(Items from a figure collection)
┄┄┄┄┄┄

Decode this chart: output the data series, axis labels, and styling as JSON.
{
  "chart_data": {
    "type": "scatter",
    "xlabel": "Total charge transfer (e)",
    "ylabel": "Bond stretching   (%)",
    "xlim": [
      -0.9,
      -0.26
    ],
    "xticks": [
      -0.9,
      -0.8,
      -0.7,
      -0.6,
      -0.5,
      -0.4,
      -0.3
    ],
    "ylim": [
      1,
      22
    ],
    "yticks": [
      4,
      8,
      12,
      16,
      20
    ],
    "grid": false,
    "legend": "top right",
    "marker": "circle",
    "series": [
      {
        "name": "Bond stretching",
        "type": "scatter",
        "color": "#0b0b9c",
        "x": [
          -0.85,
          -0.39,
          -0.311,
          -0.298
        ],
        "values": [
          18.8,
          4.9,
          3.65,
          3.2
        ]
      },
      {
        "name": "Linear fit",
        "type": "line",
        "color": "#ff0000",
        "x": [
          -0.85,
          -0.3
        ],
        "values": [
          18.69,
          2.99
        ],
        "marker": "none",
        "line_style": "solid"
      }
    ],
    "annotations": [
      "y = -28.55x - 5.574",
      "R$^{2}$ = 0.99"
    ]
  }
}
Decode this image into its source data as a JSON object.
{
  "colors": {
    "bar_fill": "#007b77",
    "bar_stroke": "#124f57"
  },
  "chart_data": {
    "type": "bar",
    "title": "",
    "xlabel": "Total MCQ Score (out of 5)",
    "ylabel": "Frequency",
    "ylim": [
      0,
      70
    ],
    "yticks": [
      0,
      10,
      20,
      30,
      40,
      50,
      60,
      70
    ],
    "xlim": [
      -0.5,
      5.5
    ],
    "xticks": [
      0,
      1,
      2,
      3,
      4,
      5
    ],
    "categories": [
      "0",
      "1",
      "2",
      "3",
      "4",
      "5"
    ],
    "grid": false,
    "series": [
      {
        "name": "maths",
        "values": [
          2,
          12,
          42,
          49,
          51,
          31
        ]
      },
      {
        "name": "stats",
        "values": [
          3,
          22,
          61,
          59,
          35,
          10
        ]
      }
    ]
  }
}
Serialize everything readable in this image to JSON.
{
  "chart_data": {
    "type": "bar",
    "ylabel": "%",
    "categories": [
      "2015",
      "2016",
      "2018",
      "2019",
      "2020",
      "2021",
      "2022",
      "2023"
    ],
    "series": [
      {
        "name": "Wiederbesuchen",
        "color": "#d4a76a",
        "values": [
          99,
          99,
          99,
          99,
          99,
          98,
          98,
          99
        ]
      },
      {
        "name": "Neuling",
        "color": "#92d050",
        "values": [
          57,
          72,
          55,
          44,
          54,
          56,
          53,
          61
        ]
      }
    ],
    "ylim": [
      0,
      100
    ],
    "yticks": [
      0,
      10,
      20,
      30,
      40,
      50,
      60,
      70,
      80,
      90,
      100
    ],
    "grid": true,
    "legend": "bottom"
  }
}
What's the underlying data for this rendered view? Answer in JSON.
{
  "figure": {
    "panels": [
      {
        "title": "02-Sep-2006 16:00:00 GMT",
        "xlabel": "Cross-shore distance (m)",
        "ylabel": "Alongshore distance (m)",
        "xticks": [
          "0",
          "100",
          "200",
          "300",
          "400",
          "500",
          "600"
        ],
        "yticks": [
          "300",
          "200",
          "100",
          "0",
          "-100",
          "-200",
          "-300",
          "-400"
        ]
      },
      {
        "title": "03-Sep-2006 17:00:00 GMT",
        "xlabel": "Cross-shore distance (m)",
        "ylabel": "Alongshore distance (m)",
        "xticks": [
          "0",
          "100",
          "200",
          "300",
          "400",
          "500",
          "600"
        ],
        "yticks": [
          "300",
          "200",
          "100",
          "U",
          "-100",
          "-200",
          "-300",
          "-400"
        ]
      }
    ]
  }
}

┄┄┄┄┄┄

What is required: The full set of records should be duplicated exactly.

Exercise output:
Decode this chart: output the data series, axis labels, and styling as JSON.
{
  "chart_data": {
    "type": "scatter",
    "xlabel": "Total charge transfer (e)",
    "ylabel": "Bond stretching   (%)",
    "xlim": [
      -0.9,
      -0.26
    ],
    "xticks": [
      -0.9,
      -0.8,
      -0.7,
      -0.6,
      -0.5,
      -0.4,
      -0.3
    ],
    "ylim": [
      1,
      22
    ],
    "yticks": [
      4,
      8,
      12,
      16,
      20
    ],
    "grid": false,
    "legend": "top right",
    "marker": "circle",
    "series": [
      {
        "name": "Bond stretching",
        "type": "scatter",
        "color": "#0b0b9c",
        "x": [
          -0.85,
          -0.39,
          -0.311,
          -0.298
        ],
        "values": [
          18.8,
          4.9,
          3.65,
          3.2
        ]
      },
      {
        "name": "Linear fit",
        "type": "line",
        "color": "#ff0000",
        "x": [
          -0.85,
          -0.3
        ],
        "values": [
          18.69,
          2.99
        ],
        "marker": "none",
        "line_style": "solid"
      }
    ],
    "annotations": [
      "y = -28.55x - 5.574",
      "R$^{2}$ = 0.99"
    ]
  }
}
Decode this image into its source data as a JSON object.
{
  "colors": {
    "bar_fill": "#007b77",
    "bar_stroke": "#124f57"
  },
  "chart_data": {
    "type": "bar",
    "title": "",
    "xlabel": "Total MCQ Score (out of 5)",
    "ylabel": "Frequency",
    "ylim": [
      0,
      70
    ],
    "yticks": [
      0,
      10,
      20,
      30,
      40,
      50,
      60,
      70
    ],
    "xlim": [
      -0.5,
      5.5
    ],
    "xticks": [
      0,
      1,
      2,
      3,
      4,
      5
    ],
    "categories": [
      "0",
      "1",
      "2",
      "3",
      "4",
      "5"
    ],
    "grid": false,
    "series": [
      {
        "name": "maths",
        "values": [
          2,
          12,
          42,
          49,
          51,
          31
        ]
      },
      {
        "name": "stats",
        "values": [
          3,
          22,
          61,
          59,
          35,
          10
        ]
      }
    ]
  }
}
Serialize everything readable in this image to JSON.
{
  "chart_data": {
    "type": "bar",
    "ylabel": "%",
    "categories": [
      "2015",
      "2016",
      "2018",
      "2019",
      "2020",
      "2021",
      "2022",
      "2023"
    ],
    "series": [
      {
        "name": "Wiederbesuchen",
        "color": "#d4a76a",
        "values": [
          99,
          99,
          99,
          99,
          99,
          98,
          98,
          99
        ]
      },
      {
        "name": "Neuling",
        "color": "#92d050",
        "values": [
          57,
          72,
          55,
          44,
          54,
          56,
          53,
          61
        ]
      }
    ],
    "ylim": [
      0,
      100
    ],
    "yticks": [
      0,
      10,
      20,
      30,
      40,
      50,
      60,
      70,
      80,
      90,
      100
    ],
    "grid": true,
    "legend": "bottom"
  }
}
What's the underlying data for this rendered view? Answer in JSON.
{
  "figure": {
    "panels": [
      {
        "title": "02-Sep-2006 16:00:00 GMT",
        "xlabel": "Cross-shore distance (m)",
        "ylabel": "Alongshore distance (m)",
        "xticks": [
          "0",
          "100",
          "200",
          "300",
          "400",
          "500",
          "600"
        ],
        "yticks": [
          "300",
          "200",
          "100",
          "0",
          "-100",
          "-200",
          "-300",
          "-400"
        ]
      },
      {
        "title": "03-Sep-2006 17:00:00 GMT",
        "xlabel": "Cross-shore distance (m)",
        "ylabel": "Alongshore distance (m)",
        "xticks": [
          "0",
          "100",
          "200",
          "300",
          "400",
          "500",
          "600"
        ],
        "yticks": [
          "300",
          "200",
          "100",
          "U",
          "-100",
          "-200",
          "-300",
          "-400"
        ]
      }
    ]
  }
}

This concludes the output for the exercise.